* _Passage provided_:
++++++++
So the ideal program creates the pages dynamically, storing the state information at the client, and passing it back to the server using PATH_INFO. After considering various options, we decided to implement the process using a structure definition file of some sort, and a Perl[7] program, run through CGI[3,4], which uses that file to create the desired pages for the end-user. The definition file needs to have enough structure to define a tree with no limit on depth or number of nodes. The program should be efficient enough to process only those portions of the tree which apply to the current state, to ensure speed and minimal resource usage.
The first definition for our environment will be the structure definition file (the "tree"). We need to create a template that is simple to use, yet completely extensible. The fields required for each node are:
Additionally, we want to have an easy way to describe relationships between nodes (parents / children / peers). The structure that we use for our tree is as follows:
LEVEL | NAME | LABEL | (optional) URL
The "level" and "label" fields are straightforward. The "URL" field is filled in when the author has finished creating a navigable path to an actual information source. The "name" field allows us to record and track node activation; in addition, the name field is responsible for maintaining the relationships between nodes. A child of another node has two identifiable features: its level is one greater than the parent node, and its name begins with the parent node's name.
An example tree might look like this.
++++++++
* _Entries provided_:
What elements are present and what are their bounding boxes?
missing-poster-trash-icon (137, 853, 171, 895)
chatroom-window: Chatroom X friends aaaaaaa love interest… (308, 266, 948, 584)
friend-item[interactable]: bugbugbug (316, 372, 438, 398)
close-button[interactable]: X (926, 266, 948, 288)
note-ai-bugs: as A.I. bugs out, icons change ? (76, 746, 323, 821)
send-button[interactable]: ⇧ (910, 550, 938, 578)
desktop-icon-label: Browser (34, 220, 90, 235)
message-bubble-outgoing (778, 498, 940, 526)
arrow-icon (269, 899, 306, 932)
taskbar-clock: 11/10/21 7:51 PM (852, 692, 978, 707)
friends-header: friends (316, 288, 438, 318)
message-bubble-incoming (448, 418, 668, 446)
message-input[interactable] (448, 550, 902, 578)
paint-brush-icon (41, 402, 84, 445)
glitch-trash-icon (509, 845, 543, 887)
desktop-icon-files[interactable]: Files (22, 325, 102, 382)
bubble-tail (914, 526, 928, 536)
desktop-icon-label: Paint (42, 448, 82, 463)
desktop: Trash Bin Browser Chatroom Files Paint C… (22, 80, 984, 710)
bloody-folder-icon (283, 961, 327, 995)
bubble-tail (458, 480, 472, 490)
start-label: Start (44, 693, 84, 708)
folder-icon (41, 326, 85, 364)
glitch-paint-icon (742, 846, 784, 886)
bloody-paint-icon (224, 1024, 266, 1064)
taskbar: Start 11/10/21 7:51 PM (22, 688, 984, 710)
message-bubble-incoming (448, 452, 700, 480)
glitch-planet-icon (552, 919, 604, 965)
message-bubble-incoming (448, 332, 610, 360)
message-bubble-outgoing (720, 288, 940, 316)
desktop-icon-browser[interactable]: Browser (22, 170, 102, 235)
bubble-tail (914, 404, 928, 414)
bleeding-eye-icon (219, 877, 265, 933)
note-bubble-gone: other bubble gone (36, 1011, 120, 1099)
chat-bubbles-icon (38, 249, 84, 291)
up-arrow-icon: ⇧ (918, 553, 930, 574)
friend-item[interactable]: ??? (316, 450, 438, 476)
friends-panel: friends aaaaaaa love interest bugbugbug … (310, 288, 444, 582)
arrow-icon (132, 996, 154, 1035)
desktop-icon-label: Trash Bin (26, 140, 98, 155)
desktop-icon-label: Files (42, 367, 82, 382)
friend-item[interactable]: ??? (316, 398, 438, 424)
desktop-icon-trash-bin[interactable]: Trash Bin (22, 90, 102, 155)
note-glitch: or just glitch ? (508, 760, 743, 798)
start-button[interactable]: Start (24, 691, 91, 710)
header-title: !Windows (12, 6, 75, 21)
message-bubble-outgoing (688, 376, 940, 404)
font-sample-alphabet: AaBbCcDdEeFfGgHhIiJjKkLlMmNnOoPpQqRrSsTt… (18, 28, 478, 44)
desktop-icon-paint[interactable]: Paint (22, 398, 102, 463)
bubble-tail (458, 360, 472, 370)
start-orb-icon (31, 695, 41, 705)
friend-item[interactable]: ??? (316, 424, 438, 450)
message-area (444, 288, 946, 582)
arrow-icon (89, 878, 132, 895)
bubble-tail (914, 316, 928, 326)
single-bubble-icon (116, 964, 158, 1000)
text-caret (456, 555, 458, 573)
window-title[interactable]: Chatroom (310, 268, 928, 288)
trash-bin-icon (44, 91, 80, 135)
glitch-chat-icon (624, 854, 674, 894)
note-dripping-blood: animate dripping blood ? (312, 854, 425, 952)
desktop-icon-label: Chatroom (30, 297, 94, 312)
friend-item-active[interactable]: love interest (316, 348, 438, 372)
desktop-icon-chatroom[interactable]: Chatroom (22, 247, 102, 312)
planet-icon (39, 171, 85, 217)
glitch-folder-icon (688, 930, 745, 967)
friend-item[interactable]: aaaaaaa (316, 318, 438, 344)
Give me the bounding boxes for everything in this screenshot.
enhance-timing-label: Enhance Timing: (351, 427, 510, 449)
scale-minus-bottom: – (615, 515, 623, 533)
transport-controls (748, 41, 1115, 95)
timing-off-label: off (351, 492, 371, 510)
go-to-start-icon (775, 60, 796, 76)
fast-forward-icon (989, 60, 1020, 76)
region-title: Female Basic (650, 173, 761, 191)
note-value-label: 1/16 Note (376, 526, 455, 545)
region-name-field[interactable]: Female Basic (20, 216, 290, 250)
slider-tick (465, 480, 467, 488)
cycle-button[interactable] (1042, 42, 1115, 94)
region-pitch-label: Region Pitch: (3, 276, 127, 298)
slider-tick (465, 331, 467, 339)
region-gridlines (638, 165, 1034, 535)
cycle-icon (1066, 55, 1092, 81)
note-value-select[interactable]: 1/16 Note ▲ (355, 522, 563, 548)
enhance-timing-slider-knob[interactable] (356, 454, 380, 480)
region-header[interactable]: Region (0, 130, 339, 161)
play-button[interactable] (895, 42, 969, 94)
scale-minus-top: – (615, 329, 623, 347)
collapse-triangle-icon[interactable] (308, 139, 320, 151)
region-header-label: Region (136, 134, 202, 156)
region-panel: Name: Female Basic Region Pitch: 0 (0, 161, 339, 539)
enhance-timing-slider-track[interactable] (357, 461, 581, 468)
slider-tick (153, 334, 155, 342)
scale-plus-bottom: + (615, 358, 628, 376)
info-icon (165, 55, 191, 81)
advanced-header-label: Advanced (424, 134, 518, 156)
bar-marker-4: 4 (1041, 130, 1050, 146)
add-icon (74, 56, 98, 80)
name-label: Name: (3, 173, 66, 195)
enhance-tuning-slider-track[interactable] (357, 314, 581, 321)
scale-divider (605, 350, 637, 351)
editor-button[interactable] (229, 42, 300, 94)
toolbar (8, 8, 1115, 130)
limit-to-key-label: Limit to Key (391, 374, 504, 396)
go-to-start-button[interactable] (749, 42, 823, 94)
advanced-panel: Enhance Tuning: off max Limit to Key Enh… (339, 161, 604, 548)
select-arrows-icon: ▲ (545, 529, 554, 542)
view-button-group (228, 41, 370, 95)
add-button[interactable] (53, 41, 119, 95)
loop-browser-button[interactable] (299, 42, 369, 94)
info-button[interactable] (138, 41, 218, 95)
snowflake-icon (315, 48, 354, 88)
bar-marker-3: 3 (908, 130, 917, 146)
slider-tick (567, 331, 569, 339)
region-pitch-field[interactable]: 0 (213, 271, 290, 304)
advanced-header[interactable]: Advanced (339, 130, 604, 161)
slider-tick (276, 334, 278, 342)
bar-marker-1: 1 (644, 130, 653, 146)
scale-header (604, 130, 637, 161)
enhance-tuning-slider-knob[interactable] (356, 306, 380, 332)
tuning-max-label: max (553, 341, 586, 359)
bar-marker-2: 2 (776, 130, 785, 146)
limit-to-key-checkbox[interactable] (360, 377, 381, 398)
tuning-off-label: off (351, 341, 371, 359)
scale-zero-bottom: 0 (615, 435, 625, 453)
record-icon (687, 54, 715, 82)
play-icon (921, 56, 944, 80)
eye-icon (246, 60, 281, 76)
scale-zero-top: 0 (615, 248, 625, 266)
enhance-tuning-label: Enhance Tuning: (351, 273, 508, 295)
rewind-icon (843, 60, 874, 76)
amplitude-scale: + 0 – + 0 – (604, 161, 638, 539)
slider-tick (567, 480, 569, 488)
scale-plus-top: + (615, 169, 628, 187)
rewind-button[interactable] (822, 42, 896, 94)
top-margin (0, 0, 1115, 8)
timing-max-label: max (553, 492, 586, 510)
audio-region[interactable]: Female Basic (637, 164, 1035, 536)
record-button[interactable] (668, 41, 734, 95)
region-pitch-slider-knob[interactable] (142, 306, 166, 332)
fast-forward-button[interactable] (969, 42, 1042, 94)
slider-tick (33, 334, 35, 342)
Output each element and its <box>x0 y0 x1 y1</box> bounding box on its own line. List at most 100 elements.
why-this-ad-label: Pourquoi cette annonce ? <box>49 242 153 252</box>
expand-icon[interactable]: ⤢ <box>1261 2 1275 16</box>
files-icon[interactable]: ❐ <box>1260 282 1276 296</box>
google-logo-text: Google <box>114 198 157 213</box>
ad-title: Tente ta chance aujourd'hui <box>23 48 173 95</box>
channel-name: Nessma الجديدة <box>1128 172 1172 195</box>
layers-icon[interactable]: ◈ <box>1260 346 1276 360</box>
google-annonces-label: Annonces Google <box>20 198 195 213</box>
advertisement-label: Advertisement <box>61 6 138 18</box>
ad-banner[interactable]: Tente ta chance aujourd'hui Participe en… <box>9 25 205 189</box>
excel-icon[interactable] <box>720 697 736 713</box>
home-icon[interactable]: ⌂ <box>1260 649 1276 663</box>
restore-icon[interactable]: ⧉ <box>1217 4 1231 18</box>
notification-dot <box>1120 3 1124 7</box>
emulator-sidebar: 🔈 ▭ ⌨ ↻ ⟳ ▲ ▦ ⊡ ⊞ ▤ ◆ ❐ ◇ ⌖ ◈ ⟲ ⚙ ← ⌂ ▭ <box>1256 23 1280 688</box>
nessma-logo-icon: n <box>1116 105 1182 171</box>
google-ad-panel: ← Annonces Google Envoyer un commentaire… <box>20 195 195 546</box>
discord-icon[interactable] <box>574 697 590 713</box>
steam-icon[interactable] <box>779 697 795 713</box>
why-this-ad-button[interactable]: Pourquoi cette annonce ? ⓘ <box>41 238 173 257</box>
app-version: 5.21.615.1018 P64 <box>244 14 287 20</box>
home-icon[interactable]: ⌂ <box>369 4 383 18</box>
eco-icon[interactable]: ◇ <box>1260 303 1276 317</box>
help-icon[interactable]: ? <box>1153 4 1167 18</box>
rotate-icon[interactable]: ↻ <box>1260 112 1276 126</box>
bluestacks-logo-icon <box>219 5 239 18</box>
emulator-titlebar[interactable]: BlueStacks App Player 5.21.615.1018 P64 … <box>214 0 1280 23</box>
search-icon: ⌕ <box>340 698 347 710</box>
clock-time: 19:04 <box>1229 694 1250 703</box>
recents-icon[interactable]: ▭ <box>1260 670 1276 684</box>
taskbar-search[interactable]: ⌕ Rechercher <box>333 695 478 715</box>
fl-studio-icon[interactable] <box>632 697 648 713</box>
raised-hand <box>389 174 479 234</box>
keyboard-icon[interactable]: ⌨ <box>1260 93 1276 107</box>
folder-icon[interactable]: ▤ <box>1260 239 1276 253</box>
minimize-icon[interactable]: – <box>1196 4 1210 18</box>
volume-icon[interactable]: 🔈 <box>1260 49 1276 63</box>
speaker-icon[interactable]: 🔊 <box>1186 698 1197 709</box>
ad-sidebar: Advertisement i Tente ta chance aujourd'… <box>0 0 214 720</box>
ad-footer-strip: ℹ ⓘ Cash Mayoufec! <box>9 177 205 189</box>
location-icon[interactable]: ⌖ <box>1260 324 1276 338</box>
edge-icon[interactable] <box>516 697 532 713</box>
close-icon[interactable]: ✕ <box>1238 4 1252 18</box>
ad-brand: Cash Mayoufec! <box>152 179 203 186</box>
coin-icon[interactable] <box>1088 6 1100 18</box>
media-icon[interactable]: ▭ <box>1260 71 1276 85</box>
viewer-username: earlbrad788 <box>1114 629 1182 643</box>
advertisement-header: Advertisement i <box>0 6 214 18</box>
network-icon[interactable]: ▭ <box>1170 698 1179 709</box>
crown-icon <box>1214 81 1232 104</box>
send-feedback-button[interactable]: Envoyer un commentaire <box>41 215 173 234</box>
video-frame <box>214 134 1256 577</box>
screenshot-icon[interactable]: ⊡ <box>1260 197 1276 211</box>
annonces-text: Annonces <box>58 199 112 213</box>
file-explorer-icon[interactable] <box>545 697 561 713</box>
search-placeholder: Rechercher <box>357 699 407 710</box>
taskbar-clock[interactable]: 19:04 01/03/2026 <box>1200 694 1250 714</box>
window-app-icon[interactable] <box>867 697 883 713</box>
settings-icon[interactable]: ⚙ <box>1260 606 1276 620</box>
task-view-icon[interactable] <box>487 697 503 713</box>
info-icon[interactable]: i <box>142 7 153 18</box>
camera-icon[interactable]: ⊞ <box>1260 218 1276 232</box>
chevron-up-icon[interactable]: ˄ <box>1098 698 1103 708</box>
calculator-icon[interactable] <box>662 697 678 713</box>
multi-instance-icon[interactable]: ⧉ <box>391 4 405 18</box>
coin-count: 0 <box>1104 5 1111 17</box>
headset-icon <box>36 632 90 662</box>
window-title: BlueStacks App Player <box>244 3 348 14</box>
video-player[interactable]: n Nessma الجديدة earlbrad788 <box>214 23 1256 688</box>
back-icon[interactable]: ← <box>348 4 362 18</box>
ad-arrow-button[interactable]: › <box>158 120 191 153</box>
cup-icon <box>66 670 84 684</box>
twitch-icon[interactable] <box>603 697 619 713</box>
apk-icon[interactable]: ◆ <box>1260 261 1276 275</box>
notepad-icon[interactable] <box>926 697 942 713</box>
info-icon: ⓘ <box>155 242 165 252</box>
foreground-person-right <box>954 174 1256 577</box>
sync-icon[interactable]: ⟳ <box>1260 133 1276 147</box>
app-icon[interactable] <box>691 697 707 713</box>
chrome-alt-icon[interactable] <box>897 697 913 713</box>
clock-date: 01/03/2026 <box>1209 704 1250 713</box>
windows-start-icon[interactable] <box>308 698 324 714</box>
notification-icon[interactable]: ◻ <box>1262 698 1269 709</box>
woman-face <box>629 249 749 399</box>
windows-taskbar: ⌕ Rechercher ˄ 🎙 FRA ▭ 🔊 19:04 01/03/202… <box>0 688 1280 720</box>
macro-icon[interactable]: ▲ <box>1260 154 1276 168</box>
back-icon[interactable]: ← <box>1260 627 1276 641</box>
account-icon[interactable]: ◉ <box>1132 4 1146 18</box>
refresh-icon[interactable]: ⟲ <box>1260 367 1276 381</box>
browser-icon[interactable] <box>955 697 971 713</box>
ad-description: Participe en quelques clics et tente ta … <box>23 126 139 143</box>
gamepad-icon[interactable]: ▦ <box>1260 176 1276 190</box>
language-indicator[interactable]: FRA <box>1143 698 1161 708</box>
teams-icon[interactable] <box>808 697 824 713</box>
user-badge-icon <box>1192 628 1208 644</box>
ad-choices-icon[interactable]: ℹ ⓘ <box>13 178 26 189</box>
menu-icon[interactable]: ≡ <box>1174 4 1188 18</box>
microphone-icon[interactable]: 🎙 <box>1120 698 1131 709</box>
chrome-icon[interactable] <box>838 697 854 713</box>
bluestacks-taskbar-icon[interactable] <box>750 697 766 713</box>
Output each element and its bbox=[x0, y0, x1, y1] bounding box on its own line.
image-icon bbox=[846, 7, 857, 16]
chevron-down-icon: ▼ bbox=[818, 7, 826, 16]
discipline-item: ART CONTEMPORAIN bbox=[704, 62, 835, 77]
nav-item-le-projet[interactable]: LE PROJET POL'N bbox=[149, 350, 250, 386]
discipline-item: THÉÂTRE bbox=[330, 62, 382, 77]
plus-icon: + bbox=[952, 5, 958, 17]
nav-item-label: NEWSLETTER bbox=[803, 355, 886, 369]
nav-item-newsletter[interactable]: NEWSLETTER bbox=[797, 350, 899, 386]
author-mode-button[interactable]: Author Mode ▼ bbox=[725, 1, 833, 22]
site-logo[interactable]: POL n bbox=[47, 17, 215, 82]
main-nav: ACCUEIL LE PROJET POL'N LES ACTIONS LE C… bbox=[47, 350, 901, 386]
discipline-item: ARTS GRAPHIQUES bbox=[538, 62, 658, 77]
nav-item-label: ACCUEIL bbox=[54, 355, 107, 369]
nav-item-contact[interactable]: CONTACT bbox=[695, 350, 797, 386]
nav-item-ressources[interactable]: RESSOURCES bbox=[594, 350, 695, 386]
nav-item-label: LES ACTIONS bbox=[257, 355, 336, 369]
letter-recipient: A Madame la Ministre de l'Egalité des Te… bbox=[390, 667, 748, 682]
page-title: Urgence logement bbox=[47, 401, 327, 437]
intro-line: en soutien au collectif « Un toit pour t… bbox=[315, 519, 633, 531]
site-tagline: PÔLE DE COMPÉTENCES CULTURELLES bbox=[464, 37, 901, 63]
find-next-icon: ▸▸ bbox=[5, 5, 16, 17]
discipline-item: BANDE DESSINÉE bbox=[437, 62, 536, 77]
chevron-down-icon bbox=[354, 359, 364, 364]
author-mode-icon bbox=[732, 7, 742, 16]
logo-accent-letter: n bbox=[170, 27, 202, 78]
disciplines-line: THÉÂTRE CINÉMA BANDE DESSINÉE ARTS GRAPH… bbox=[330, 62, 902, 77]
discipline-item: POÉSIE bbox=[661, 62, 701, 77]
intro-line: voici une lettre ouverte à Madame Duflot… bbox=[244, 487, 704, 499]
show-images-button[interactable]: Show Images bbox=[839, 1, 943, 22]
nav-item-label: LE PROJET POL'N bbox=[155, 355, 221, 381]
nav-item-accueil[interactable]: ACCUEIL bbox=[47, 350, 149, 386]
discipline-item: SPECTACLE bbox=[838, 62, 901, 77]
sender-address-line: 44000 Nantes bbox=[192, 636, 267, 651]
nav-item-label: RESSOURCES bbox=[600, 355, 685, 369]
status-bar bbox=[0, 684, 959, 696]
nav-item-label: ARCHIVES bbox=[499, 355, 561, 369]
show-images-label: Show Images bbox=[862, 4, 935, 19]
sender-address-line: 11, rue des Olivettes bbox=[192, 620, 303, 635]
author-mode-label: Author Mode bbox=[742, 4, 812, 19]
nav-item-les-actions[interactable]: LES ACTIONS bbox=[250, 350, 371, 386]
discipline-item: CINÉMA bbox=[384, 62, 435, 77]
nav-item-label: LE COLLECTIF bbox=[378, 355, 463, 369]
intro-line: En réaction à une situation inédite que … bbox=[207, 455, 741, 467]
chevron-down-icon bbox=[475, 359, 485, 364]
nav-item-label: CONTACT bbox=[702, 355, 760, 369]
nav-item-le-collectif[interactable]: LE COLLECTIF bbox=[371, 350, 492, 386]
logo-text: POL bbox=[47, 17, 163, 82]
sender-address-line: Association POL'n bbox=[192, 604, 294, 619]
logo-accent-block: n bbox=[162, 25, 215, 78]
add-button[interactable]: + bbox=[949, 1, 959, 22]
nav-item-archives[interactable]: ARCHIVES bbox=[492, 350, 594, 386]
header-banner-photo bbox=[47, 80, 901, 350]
++++++++
* _Complete the following_:
[A] In the passage on the navigation tree definition file, what two features mark a node as the child of another node?
[B] Carry the passage on the navigation tree definition file forward from its final sentence.
The listing plays no part in what follows.

* _Answers given_:
[A] Its level is one greater than the parent node's, and its name begins with the parent node's name.

[B]
1 | ST | "Starting Node" |
2 | STCH | "First Child Node" |
3 | STCHCH | "Next Generation Node" | http://foo.com
2 | STCHI | "Second Child Node" | http://bar.com
In this tree, the relationships between the nodes are as follows: "Starting Node" has a name of "ST", and its level is 1. Any children of "Starting Node" would then have these characteristics: their level would have to be 2, and their names would have to start with "ST". Thus, the direct children of "Starting Node" are "First Child Node" and "Second Child Node". In addition, "First Child Node" has one child, "Next Generation Node," whose name starts with "STCH" and whose level is 3 (one more than "First Child Node").
This tree layout describes the author's intent as follows: When the tree is initially displayed, only "Starting Node" should be visible (it is the only Level 1 node in the tree). If that node is activated, "First Child Node" and "Second Child Node" should be revealed; both of those nodes are Level 2 nodes whose names begin with the name given to "Starting Node." "First Child Node" can be activated to reveal "Next Generation Node." Both "Next Generation Node" and "Second Child Node" directly link to web pages external to the tree structure. <insert explanatory image here>
This design defines a structure from which a tree can be built, without adding extraneous overhead to the creation of the file. It allows indefinite depth as well as unlimited nodes at any particular level. It describes the relationship between nodes in a human-readable and predictable fashion. Now that the tree has been defined, a program must be designed to correctly translate it into a hierarchical index display.
The remainder of section 4 will cover the code and how it creates the desired output. The actual program reads in the above tree file, dynamically creating html pages that match the user's expectations. An algorithm is needed for parsing the fields of the tree and the client-provided state information to create these pages correctly. The program does not unnecessarily process unnecessary entries in the file, restricting its attention to the lines which are potential display targets. Directory lists are used to indent the child nodes, allowing us to use our own icons (menu lists would work equally well, if graphics were not needed).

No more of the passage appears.